Work required — The records below must be retyped exactly.

Input for this task —
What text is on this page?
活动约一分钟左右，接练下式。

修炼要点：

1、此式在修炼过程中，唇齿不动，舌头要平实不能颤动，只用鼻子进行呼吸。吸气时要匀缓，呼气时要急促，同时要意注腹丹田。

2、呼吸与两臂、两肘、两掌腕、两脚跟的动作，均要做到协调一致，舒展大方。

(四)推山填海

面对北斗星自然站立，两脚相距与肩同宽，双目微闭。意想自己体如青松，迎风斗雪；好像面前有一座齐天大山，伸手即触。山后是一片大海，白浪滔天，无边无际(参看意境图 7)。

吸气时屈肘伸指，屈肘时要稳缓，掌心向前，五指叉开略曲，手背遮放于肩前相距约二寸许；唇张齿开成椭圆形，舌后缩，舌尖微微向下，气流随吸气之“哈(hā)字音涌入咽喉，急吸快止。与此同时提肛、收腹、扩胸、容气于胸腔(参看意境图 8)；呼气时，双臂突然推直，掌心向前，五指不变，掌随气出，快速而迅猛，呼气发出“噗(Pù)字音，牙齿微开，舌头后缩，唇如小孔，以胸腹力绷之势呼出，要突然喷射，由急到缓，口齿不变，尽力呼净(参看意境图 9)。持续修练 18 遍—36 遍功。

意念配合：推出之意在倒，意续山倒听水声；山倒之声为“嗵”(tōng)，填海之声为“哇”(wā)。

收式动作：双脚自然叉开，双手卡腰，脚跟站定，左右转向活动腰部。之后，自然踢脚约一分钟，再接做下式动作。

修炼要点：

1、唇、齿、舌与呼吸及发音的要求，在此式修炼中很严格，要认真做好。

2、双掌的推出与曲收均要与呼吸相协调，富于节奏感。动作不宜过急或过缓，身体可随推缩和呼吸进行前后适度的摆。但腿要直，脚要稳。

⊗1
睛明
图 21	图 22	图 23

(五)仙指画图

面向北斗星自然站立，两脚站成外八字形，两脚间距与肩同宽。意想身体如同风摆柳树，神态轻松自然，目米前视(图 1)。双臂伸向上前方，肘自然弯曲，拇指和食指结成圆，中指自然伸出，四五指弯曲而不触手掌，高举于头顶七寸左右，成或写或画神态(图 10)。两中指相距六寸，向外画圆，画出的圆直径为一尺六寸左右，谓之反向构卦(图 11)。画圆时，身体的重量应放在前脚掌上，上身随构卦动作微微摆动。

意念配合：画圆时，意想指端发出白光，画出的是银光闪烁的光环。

Result —
What text is on this page?
活动约一分钟左右，接练下式。

修炼要点：

1、此式在修炼过程中，唇齿不动，舌头要平实不能颤动，只用鼻子进行呼吸。吸气时要匀缓，呼气时要急促，同时要意注腹丹田。

2、呼吸与两臂、两肘、两掌腕、两脚跟的动作，均要做到协调一致，舒展大方。

(四)推山填海

面对北斗星自然站立，两脚相距与肩同宽，双目微闭。意想自己体如青松，迎风斗雪；好像面前有一座齐天大山，伸手即触。山后是一片大海，白浪滔天，无边无际(参看意境图 7)。

吸气时屈肘伸指，屈肘时要稳缓，掌心向前，五指叉开略曲，手背遮放于肩前相距约二寸许；唇张齿开成椭圆形，舌后缩，舌尖微微向下，气流随吸气之“哈(hā)字音涌入咽喉，急吸快止。与此同时提肛、收腹、扩胸、容气于胸腔(参看意境图 8)；呼气时，双臂突然推直，掌心向前，五指不变，掌随气出，快速而迅猛，呼气发出“噗(Pù)字音，牙齿微开，舌头后缩，唇如小孔，以胸腹力绷之势呼出，要突然喷射，由急到缓，口齿不变，尽力呼净(参看意境图 9)。持续修练 18 遍—36 遍功。

意念配合：推出之意在倒，意续山倒听水声；山倒之声为“嗵”(tōng)，填海之声为“哇”(wā)。

收式动作：双脚自然叉开，双手卡腰，脚跟站定，左右转向活动腰部。之后，自然踢脚约一分钟，再接做下式动作。

修炼要点：

1、唇、齿、舌与呼吸及发音的要求，在此式修炼中很严格，要认真做好。

2、双掌的推出与曲收均要与呼吸相协调，富于节奏感。动作不宜过急或过缓，身体可随推缩和呼吸进行前后适度的摆。但腿要直，脚要稳。

⊗1
睛明
图 21	图 22	图 23

(五)仙指画图

面向北斗星自然站立，两脚站成外八字形，两脚间距与肩同宽。意想身体如同风摆柳树，神态轻松自然，目米前视(图 1)。双臂伸向上前方，肘自然弯曲，拇指和食指结成圆，中指自然伸出，四五指弯曲而不触手掌，高举于头顶七寸左右，成或写或画神态(图 10)。两中指相距六寸，向外画圆，画出的圆直径为一尺六寸左右，谓之反向构卦(图 11)。画圆时，身体的重量应放在前脚掌上，上身随构卦动作微微摆动。

意念配合：画圆时，意想指端发出白光，画出的是银光闪烁的光环。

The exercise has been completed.